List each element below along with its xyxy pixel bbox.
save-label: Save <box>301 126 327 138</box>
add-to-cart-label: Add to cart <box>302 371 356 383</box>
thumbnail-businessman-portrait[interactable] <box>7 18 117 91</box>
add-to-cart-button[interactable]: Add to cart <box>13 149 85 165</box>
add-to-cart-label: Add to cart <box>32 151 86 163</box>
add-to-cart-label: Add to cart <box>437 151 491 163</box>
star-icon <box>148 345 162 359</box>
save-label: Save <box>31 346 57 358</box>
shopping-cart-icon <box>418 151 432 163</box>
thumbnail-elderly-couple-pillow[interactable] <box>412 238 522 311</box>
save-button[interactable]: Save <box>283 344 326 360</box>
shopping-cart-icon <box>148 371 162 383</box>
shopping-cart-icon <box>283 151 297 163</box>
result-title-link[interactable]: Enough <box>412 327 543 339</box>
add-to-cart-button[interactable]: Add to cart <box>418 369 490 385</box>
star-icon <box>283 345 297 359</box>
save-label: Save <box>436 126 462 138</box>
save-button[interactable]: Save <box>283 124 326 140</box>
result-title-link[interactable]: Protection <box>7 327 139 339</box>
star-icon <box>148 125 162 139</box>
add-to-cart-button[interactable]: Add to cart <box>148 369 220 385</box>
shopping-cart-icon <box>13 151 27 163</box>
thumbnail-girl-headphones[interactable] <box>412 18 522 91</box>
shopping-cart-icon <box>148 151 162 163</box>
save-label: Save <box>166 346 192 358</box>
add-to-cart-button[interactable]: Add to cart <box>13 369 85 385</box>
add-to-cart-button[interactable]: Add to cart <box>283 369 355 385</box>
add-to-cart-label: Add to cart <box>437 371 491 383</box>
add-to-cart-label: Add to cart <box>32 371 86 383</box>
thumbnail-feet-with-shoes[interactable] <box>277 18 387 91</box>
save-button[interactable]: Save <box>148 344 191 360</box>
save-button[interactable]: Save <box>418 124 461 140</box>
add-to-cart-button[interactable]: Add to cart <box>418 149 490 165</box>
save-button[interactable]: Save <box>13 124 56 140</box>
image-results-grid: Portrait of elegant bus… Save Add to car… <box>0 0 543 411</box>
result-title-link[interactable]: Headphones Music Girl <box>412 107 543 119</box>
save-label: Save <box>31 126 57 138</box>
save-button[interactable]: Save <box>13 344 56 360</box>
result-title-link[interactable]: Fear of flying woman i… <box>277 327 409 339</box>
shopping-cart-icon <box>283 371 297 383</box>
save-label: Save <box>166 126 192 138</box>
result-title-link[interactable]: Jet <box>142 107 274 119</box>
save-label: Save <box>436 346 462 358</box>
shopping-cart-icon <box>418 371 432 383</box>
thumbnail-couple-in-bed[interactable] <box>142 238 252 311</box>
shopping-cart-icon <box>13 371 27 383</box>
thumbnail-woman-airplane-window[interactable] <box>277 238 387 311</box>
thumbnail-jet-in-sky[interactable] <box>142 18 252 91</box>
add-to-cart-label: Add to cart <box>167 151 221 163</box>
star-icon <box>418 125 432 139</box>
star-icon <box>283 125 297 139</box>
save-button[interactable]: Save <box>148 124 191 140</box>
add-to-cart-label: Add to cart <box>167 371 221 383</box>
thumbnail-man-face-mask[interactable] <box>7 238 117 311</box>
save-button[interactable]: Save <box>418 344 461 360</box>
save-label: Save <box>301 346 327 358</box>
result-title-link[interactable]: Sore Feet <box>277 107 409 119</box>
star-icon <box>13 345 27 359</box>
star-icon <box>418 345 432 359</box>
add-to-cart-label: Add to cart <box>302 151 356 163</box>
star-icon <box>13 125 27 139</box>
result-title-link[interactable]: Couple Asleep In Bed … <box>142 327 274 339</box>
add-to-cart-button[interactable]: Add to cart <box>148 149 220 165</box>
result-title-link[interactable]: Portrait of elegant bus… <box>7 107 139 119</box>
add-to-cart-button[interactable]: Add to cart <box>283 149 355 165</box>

* * * *

_Problem:_ Print all of the lines above again exactly, without changing any character.

_Solved problem:_
List each element below along with its xyxy pixel bbox.
save-label: Save <box>301 126 327 138</box>
add-to-cart-label: Add to cart <box>302 371 356 383</box>
thumbnail-businessman-portrait[interactable] <box>7 18 117 91</box>
add-to-cart-button[interactable]: Add to cart <box>13 149 85 165</box>
add-to-cart-label: Add to cart <box>32 151 86 163</box>
add-to-cart-label: Add to cart <box>437 151 491 163</box>
star-icon <box>148 345 162 359</box>
save-label: Save <box>31 346 57 358</box>
shopping-cart-icon <box>418 151 432 163</box>
thumbnail-elderly-couple-pillow[interactable] <box>412 238 522 311</box>
save-button[interactable]: Save <box>283 344 326 360</box>
shopping-cart-icon <box>148 371 162 383</box>
shopping-cart-icon <box>283 151 297 163</box>
result-title-link[interactable]: Enough <box>412 327 543 339</box>
add-to-cart-button[interactable]: Add to cart <box>418 369 490 385</box>
star-icon <box>283 345 297 359</box>
save-label: Save <box>436 126 462 138</box>
save-button[interactable]: Save <box>283 124 326 140</box>
result-title-link[interactable]: Protection <box>7 327 139 339</box>
star-icon <box>148 125 162 139</box>
add-to-cart-button[interactable]: Add to cart <box>148 369 220 385</box>
shopping-cart-icon <box>13 151 27 163</box>
thumbnail-girl-headphones[interactable] <box>412 18 522 91</box>
shopping-cart-icon <box>148 151 162 163</box>
save-label: Save <box>166 346 192 358</box>
add-to-cart-button[interactable]: Add to cart <box>13 369 85 385</box>
add-to-cart-button[interactable]: Add to cart <box>283 369 355 385</box>
add-to-cart-label: Add to cart <box>437 371 491 383</box>
add-to-cart-label: Add to cart <box>32 371 86 383</box>
thumbnail-feet-with-shoes[interactable] <box>277 18 387 91</box>
save-button[interactable]: Save <box>148 344 191 360</box>
save-button[interactable]: Save <box>418 124 461 140</box>
add-to-cart-button[interactable]: Add to cart <box>418 149 490 165</box>
save-button[interactable]: Save <box>13 124 56 140</box>
image-results-grid: Portrait of elegant bus… Save Add to car… <box>0 0 543 411</box>
result-title-link[interactable]: Headphones Music Girl <box>412 107 543 119</box>
save-label: Save <box>31 126 57 138</box>
save-button[interactable]: Save <box>13 344 56 360</box>
result-title-link[interactable]: Fear of flying woman i… <box>277 327 409 339</box>
shopping-cart-icon <box>283 371 297 383</box>
save-label: Save <box>166 126 192 138</box>
result-title-link[interactable]: Jet <box>142 107 274 119</box>
save-label: Save <box>436 346 462 358</box>
shopping-cart-icon <box>418 371 432 383</box>
thumbnail-couple-in-bed[interactable] <box>142 238 252 311</box>
shopping-cart-icon <box>13 371 27 383</box>
thumbnail-woman-airplane-window[interactable] <box>277 238 387 311</box>
thumbnail-jet-in-sky[interactable] <box>142 18 252 91</box>
add-to-cart-label: Add to cart <box>167 151 221 163</box>
star-icon <box>418 125 432 139</box>
star-icon <box>283 125 297 139</box>
save-button[interactable]: Save <box>148 124 191 140</box>
add-to-cart-label: Add to cart <box>167 371 221 383</box>
thumbnail-man-face-mask[interactable] <box>7 238 117 311</box>
save-button[interactable]: Save <box>418 344 461 360</box>
save-label: Save <box>301 346 327 358</box>
result-title-link[interactable]: Sore Feet <box>277 107 409 119</box>
star-icon <box>13 345 27 359</box>
star-icon <box>418 345 432 359</box>
add-to-cart-label: Add to cart <box>302 151 356 163</box>
star-icon <box>13 125 27 139</box>
result-title-link[interactable]: Couple Asleep In Bed … <box>142 327 274 339</box>
add-to-cart-button[interactable]: Add to cart <box>148 149 220 165</box>
result-title-link[interactable]: Portrait of elegant bus… <box>7 107 139 119</box>
add-to-cart-button[interactable]: Add to cart <box>283 149 355 165</box>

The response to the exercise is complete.